| LISTED ENTRIES |
+ + + +
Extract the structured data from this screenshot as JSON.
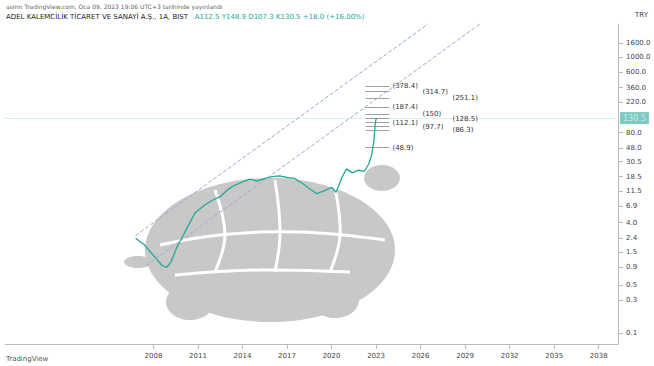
{
  "chart_data": {
    "type": "line",
    "title": "ADEL KALEMCİLİK TİCARET VE SANAYİ A.Ş., 1A, BIST",
    "subtitle": "A112.5 Y148.9 D107.3 K130.5 +18.0 (+16.00%)",
    "publisher": "asmn TradingView.com, Oca 09, 2023 19:06 UTC+3 tarihinde yayınlandı",
    "currency": "TRY",
    "watermark": "TradingView",
    "log": "y",
    "grid": false,
    "xlim": [
      1998,
      2039.3
    ],
    "xticks": [
      2008,
      2011,
      2014,
      2017,
      2020,
      2023,
      2026,
      2029,
      2032,
      2035,
      2038
    ],
    "ylim": [
      0.07,
      3000
    ],
    "yticks": [
      {
        "value": 0.1,
        "label": "0.1"
      },
      {
        "value": 0.3,
        "label": "0.3"
      },
      {
        "value": 0.5,
        "label": "0.5"
      },
      {
        "value": 0.9,
        "label": "0.9"
      },
      {
        "value": 1.5,
        "label": "1.5"
      },
      {
        "value": 2.4,
        "label": "2.4"
      },
      {
        "value": 4,
        "label": "4.0"
      },
      {
        "value": 6.9,
        "label": "6.9"
      },
      {
        "value": 11.5,
        "label": "11.5"
      },
      {
        "value": 18.5,
        "label": "18.5"
      },
      {
        "value": 30.5,
        "label": "30.5"
      },
      {
        "value": 48,
        "label": "48.0"
      },
      {
        "value": 80,
        "label": "80.0"
      },
      {
        "value": 220,
        "label": "220.0"
      },
      {
        "value": 360,
        "label": "360.0"
      },
      {
        "value": 600,
        "label": "600.0"
      },
      {
        "value": 1000,
        "label": "1000.0"
      },
      {
        "value": 1600,
        "label": "1600.0"
      }
    ],
    "series": [
      {
        "color": "#26a69a",
        "line_style": "solid",
        "marker": "none",
        "x": [
          2006.8,
          2007.0,
          2007.4,
          2007.8,
          2008.2,
          2008.6,
          2008.9,
          2009.2,
          2009.6,
          2010.0,
          2010.4,
          2010.8,
          2011.2,
          2011.6,
          2012.0,
          2012.5,
          2013.0,
          2013.5,
          2014.0,
          2014.5,
          2015.0,
          2015.5,
          2016.0,
          2016.5,
          2017.0,
          2017.5,
          2018.0,
          2018.5,
          2019.0,
          2019.5,
          2020.0,
          2020.3,
          2020.7,
          2021.0,
          2021.4,
          2021.8,
          2022.2,
          2022.5,
          2022.7,
          2022.85,
          2022.95,
          2023.02
        ],
        "values": [
          2.4,
          2.2,
          1.9,
          1.5,
          1.2,
          0.95,
          0.9,
          1.1,
          1.8,
          2.6,
          3.8,
          5.5,
          6.5,
          7.5,
          8.5,
          9.5,
          12,
          14,
          15.5,
          17,
          16,
          17.5,
          18.5,
          19,
          18,
          17.5,
          15,
          12.5,
          10.5,
          11.5,
          13,
          11,
          18,
          24,
          21,
          23,
          22,
          28,
          38,
          60,
          112.5,
          130.5
        ]
      },
      {
        "color": "#9aabcf",
        "line_style": "dashed",
        "marker": "none",
        "x": [
          2006.8,
          2026.5
        ],
        "values": [
          2.6,
          3000
        ]
      },
      {
        "color": "#9aabcf",
        "line_style": "dashed",
        "marker": "none",
        "x": [
          2007.5,
          2030.0
        ],
        "values": [
          0.95,
          3000
        ]
      }
    ],
    "last_price": {
      "value": 130.5,
      "label": "130.5",
      "color": "#26a69a"
    },
    "level_x": [
      2022.3,
      2023.9
    ],
    "levels": [
      {
        "value": 378.4,
        "label": "(378.4)"
      },
      {
        "value": 314.7,
        "label": "(314.7)"
      },
      {
        "value": 251.1,
        "label": "(251.1)"
      },
      {
        "value": 187.4,
        "label": "(187.4)"
      },
      {
        "value": 150,
        "label": "(150)"
      },
      {
        "value": 128.5,
        "label": "(128.5)"
      },
      {
        "value": 112.1,
        "label": "(112.1)"
      },
      {
        "value": 97.7,
        "label": "(97.7)"
      },
      {
        "value": 86.3,
        "label": "(86.3)"
      },
      {
        "value": 48.9,
        "label": "(48.9)"
      }
    ]
  }
}
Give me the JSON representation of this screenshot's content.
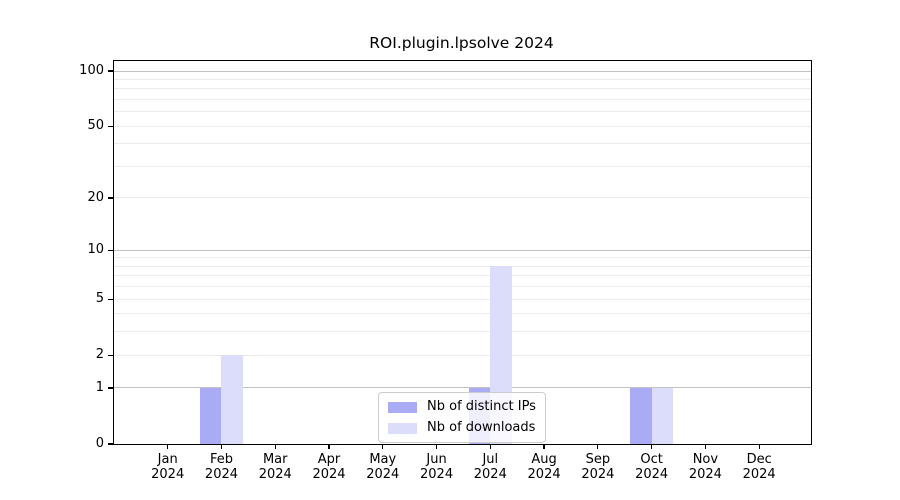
{
  "chart_data": {
    "type": "bar",
    "title": "ROI.plugin.lpsolve 2024",
    "categories": [
      "Jan",
      "Feb",
      "Mar",
      "Apr",
      "May",
      "Jun",
      "Jul",
      "Aug",
      "Sep",
      "Oct",
      "Nov",
      "Dec"
    ],
    "x_tick_second_line": "2024",
    "series": [
      {
        "name": "Nb of distinct IPs",
        "color": "#a9abf5",
        "values": [
          0,
          1,
          0,
          0,
          0,
          0,
          1,
          0,
          0,
          1,
          0,
          0
        ]
      },
      {
        "name": "Nb of downloads",
        "color": "#dbddfa",
        "values": [
          0,
          2,
          0,
          0,
          0,
          0,
          8,
          0,
          0,
          1,
          0,
          0
        ]
      }
    ],
    "yscale": "log1p",
    "ylim": [
      0,
      113
    ],
    "yticks": [
      0,
      1,
      2,
      5,
      10,
      20,
      50,
      100
    ],
    "major_gridline_values": [
      1,
      10,
      100
    ],
    "minor_gridline_values": [
      2,
      3,
      4,
      5,
      6,
      7,
      8,
      9,
      20,
      30,
      40,
      50,
      60,
      70,
      80,
      90
    ],
    "grid": true,
    "legend_position": "lower center"
  },
  "colors": {
    "axis": "#000000",
    "major_grid": "#c2c2c2",
    "minor_grid": "#ebebeb",
    "text": "#000000",
    "legend_border": "#cccccc"
  }
}
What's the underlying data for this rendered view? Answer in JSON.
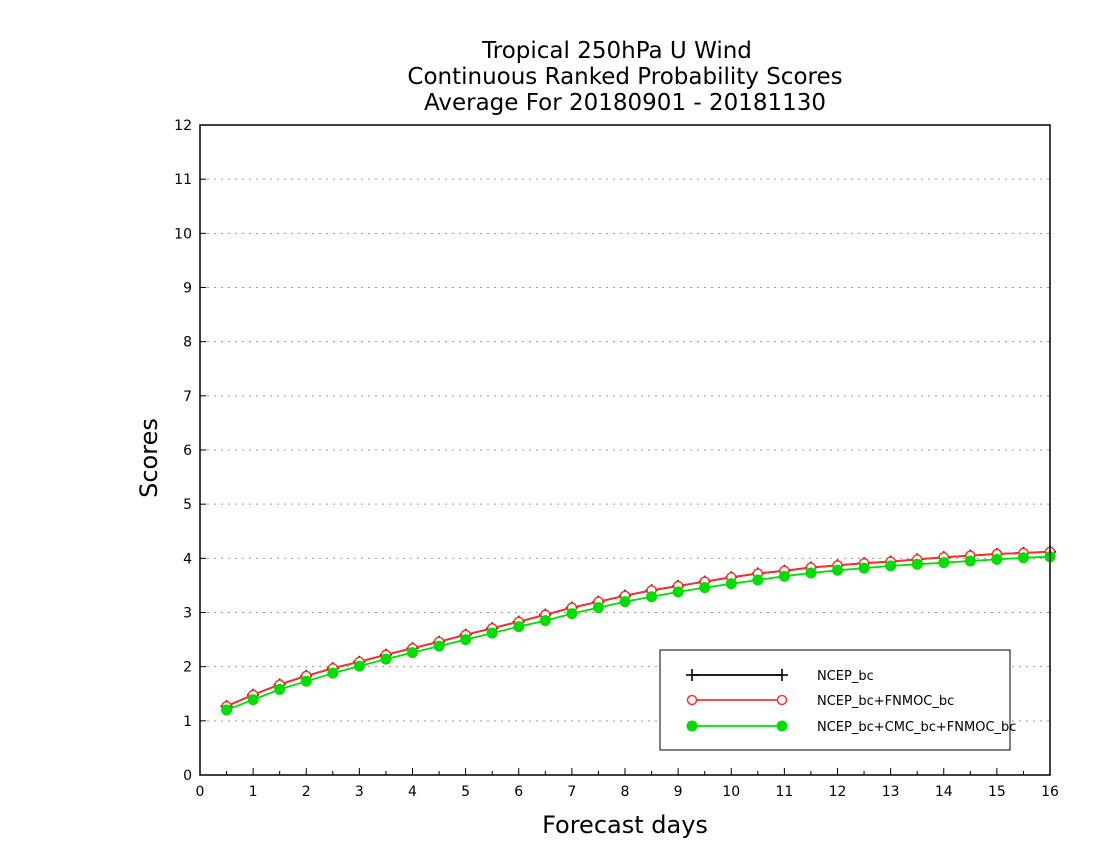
{
  "chart_data": {
    "type": "line",
    "title_lines": [
      "Tropical 250hPa U Wind",
      "Continuous Ranked Probability Scores",
      "Average For 20180901 - 20181130"
    ],
    "xlabel": "Forecast days",
    "ylabel": "Scores",
    "xlim": [
      0,
      16
    ],
    "ylim": [
      0,
      12
    ],
    "xticks": [
      0,
      1,
      2,
      3,
      4,
      5,
      6,
      7,
      8,
      9,
      10,
      11,
      12,
      13,
      14,
      15,
      16
    ],
    "yticks": [
      0,
      1,
      2,
      3,
      4,
      5,
      6,
      7,
      8,
      9,
      10,
      11,
      12
    ],
    "grid": "horizontal dotted",
    "legend_position": "bottom-right",
    "x": [
      0.5,
      1.0,
      1.5,
      2.0,
      2.5,
      3.0,
      3.5,
      4.0,
      4.5,
      5.0,
      5.5,
      6.0,
      6.5,
      7.0,
      7.5,
      8.0,
      8.5,
      9.0,
      9.5,
      10.0,
      10.5,
      11.0,
      11.5,
      12.0,
      12.5,
      13.0,
      13.5,
      14.0,
      14.5,
      15.0,
      15.5,
      16.0
    ],
    "series": [
      {
        "name": "NCEP_bc",
        "color": "#000000",
        "marker": "plus",
        "values": [
          1.27,
          1.48,
          1.67,
          1.83,
          1.97,
          2.09,
          2.22,
          2.34,
          2.46,
          2.59,
          2.71,
          2.83,
          2.96,
          3.09,
          3.2,
          3.31,
          3.41,
          3.49,
          3.57,
          3.65,
          3.72,
          3.77,
          3.83,
          3.87,
          3.91,
          3.94,
          3.98,
          4.02,
          4.05,
          4.08,
          4.1,
          4.12
        ]
      },
      {
        "name": "NCEP_bc+FNMOC_bc",
        "color": "#ff3030",
        "marker": "open-circle",
        "values": [
          1.27,
          1.48,
          1.67,
          1.83,
          1.97,
          2.09,
          2.22,
          2.34,
          2.46,
          2.59,
          2.71,
          2.83,
          2.96,
          3.09,
          3.2,
          3.31,
          3.41,
          3.49,
          3.57,
          3.65,
          3.72,
          3.77,
          3.83,
          3.87,
          3.91,
          3.94,
          3.98,
          4.02,
          4.05,
          4.08,
          4.1,
          4.12
        ]
      },
      {
        "name": "NCEP_bc+CMC_bc+FNMOC_bc",
        "color": "#00dd00",
        "marker": "filled-circle",
        "values": [
          1.2,
          1.39,
          1.58,
          1.73,
          1.88,
          2.01,
          2.14,
          2.26,
          2.38,
          2.5,
          2.62,
          2.74,
          2.85,
          2.98,
          3.09,
          3.2,
          3.29,
          3.38,
          3.46,
          3.53,
          3.6,
          3.67,
          3.73,
          3.78,
          3.82,
          3.86,
          3.89,
          3.92,
          3.95,
          3.98,
          4.01,
          4.03
        ]
      }
    ]
  }
}
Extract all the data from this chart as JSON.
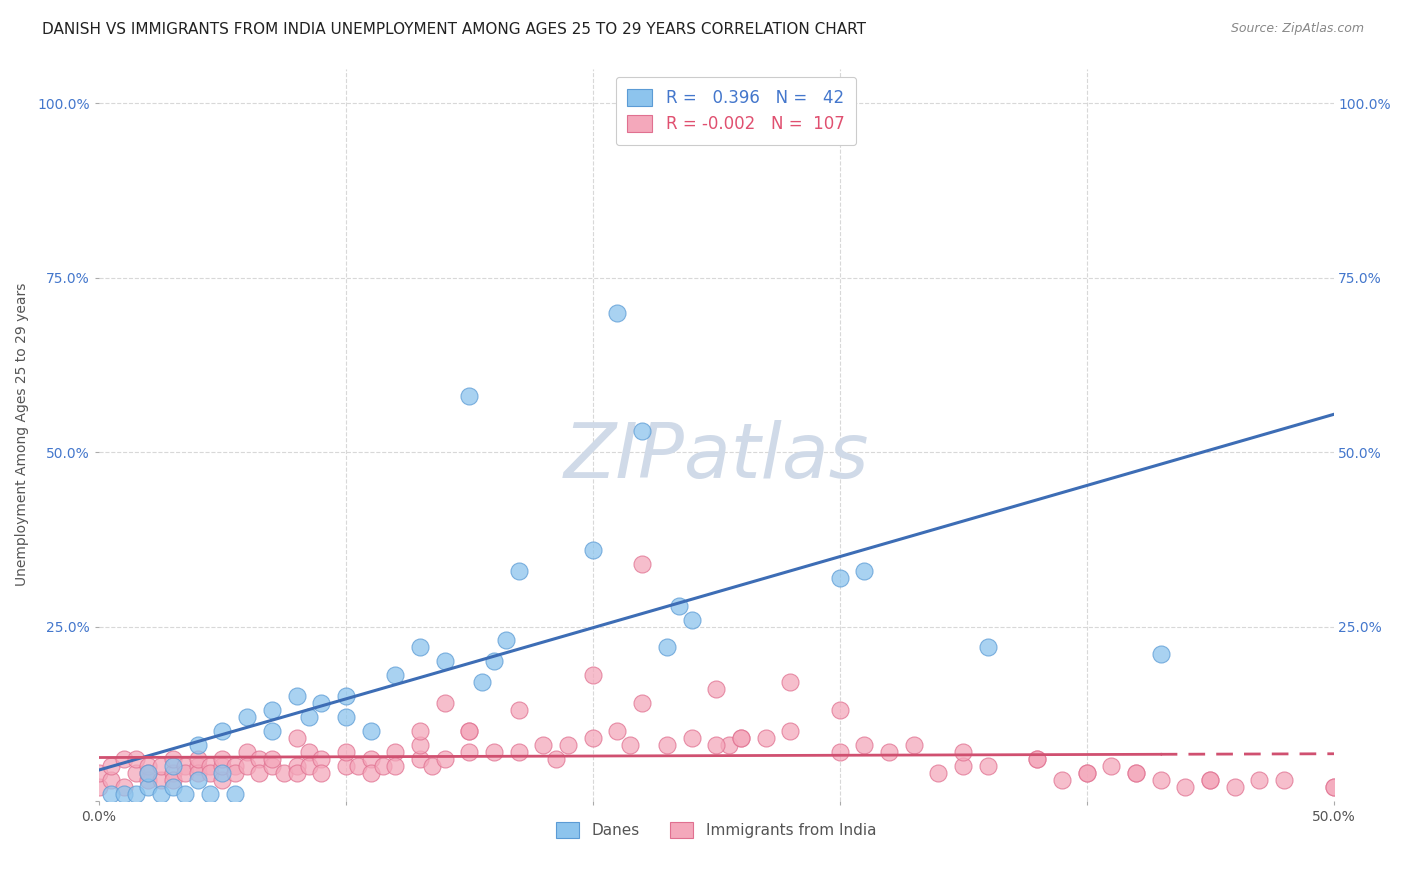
{
  "title": "DANISH VS IMMIGRANTS FROM INDIA UNEMPLOYMENT AMONG AGES 25 TO 29 YEARS CORRELATION CHART",
  "source": "Source: ZipAtlas.com",
  "ylabel": "Unemployment Among Ages 25 to 29 years",
  "xlim": [
    0.0,
    0.5
  ],
  "ylim": [
    0.0,
    1.05
  ],
  "danes_color": "#8DC4ED",
  "india_color": "#F4A8BB",
  "danes_edge_color": "#5B9BD5",
  "india_edge_color": "#E07090",
  "danes_line_color": "#3D6DB5",
  "india_line_color": "#D05070",
  "danes_R": 0.396,
  "danes_N": 42,
  "india_R": -0.002,
  "india_N": 107,
  "danes_scatter_x": [
    0.005,
    0.01,
    0.015,
    0.02,
    0.02,
    0.025,
    0.03,
    0.03,
    0.035,
    0.04,
    0.04,
    0.045,
    0.05,
    0.05,
    0.055,
    0.06,
    0.07,
    0.07,
    0.08,
    0.085,
    0.09,
    0.1,
    0.1,
    0.11,
    0.12,
    0.13,
    0.14,
    0.15,
    0.155,
    0.16,
    0.165,
    0.17,
    0.2,
    0.21,
    0.22,
    0.23,
    0.235,
    0.24,
    0.3,
    0.31,
    0.36,
    0.43
  ],
  "danes_scatter_y": [
    0.01,
    0.01,
    0.01,
    0.02,
    0.04,
    0.01,
    0.02,
    0.05,
    0.01,
    0.08,
    0.03,
    0.01,
    0.1,
    0.04,
    0.01,
    0.12,
    0.13,
    0.1,
    0.15,
    0.12,
    0.14,
    0.15,
    0.12,
    0.1,
    0.18,
    0.22,
    0.2,
    0.58,
    0.17,
    0.2,
    0.23,
    0.33,
    0.36,
    0.7,
    0.53,
    0.22,
    0.28,
    0.26,
    0.32,
    0.33,
    0.22,
    0.21
  ],
  "india_scatter_x": [
    0.0,
    0.0,
    0.005,
    0.005,
    0.01,
    0.01,
    0.015,
    0.015,
    0.02,
    0.02,
    0.02,
    0.025,
    0.025,
    0.03,
    0.03,
    0.03,
    0.035,
    0.035,
    0.04,
    0.04,
    0.04,
    0.045,
    0.045,
    0.05,
    0.05,
    0.05,
    0.055,
    0.055,
    0.06,
    0.06,
    0.065,
    0.065,
    0.07,
    0.07,
    0.075,
    0.08,
    0.08,
    0.085,
    0.085,
    0.09,
    0.09,
    0.1,
    0.1,
    0.105,
    0.11,
    0.11,
    0.115,
    0.12,
    0.12,
    0.13,
    0.13,
    0.135,
    0.14,
    0.14,
    0.15,
    0.15,
    0.16,
    0.17,
    0.18,
    0.185,
    0.19,
    0.2,
    0.21,
    0.215,
    0.22,
    0.23,
    0.24,
    0.25,
    0.255,
    0.26,
    0.27,
    0.28,
    0.3,
    0.31,
    0.32,
    0.33,
    0.34,
    0.35,
    0.36,
    0.38,
    0.39,
    0.4,
    0.41,
    0.42,
    0.43,
    0.44,
    0.45,
    0.46,
    0.48,
    0.5,
    0.15,
    0.2,
    0.22,
    0.25,
    0.28,
    0.3,
    0.13,
    0.35,
    0.38,
    0.4,
    0.42,
    0.45,
    0.47,
    0.5,
    0.08,
    0.17,
    0.26
  ],
  "india_scatter_y": [
    0.02,
    0.04,
    0.03,
    0.05,
    0.02,
    0.06,
    0.04,
    0.06,
    0.03,
    0.05,
    0.04,
    0.03,
    0.05,
    0.04,
    0.06,
    0.03,
    0.05,
    0.04,
    0.05,
    0.04,
    0.06,
    0.05,
    0.04,
    0.03,
    0.05,
    0.06,
    0.05,
    0.04,
    0.07,
    0.05,
    0.06,
    0.04,
    0.05,
    0.06,
    0.04,
    0.05,
    0.04,
    0.07,
    0.05,
    0.06,
    0.04,
    0.05,
    0.07,
    0.05,
    0.06,
    0.04,
    0.05,
    0.07,
    0.05,
    0.06,
    0.08,
    0.05,
    0.14,
    0.06,
    0.1,
    0.07,
    0.07,
    0.07,
    0.08,
    0.06,
    0.08,
    0.09,
    0.1,
    0.08,
    0.14,
    0.08,
    0.09,
    0.16,
    0.08,
    0.09,
    0.09,
    0.1,
    0.07,
    0.08,
    0.07,
    0.08,
    0.04,
    0.05,
    0.05,
    0.06,
    0.03,
    0.04,
    0.05,
    0.04,
    0.03,
    0.02,
    0.03,
    0.02,
    0.03,
    0.02,
    0.1,
    0.18,
    0.34,
    0.08,
    0.17,
    0.13,
    0.1,
    0.07,
    0.06,
    0.04,
    0.04,
    0.03,
    0.03,
    0.02,
    0.09,
    0.13,
    0.09
  ],
  "background_color": "#ffffff",
  "grid_color": "#d8d8d8",
  "watermark_color": "#d0dae8",
  "title_fontsize": 11,
  "axis_label_fontsize": 10,
  "tick_fontsize": 10
}
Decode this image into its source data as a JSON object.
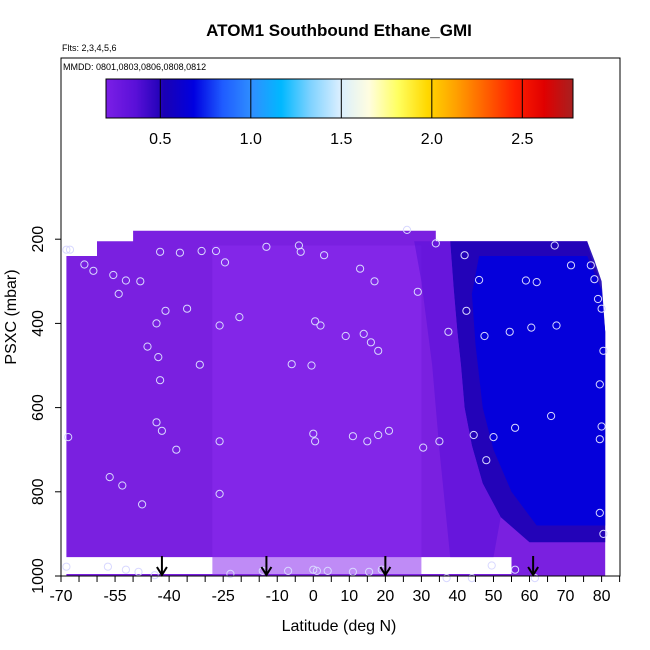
+ + + +
| WHAT IS EXPECTED |
Report each line of the material above where the word "Extract" appears.

| COMPLETE RESPONSE |
Extract the structured data from this screenshot as JSON.
Extract all the data from this chart as JSON.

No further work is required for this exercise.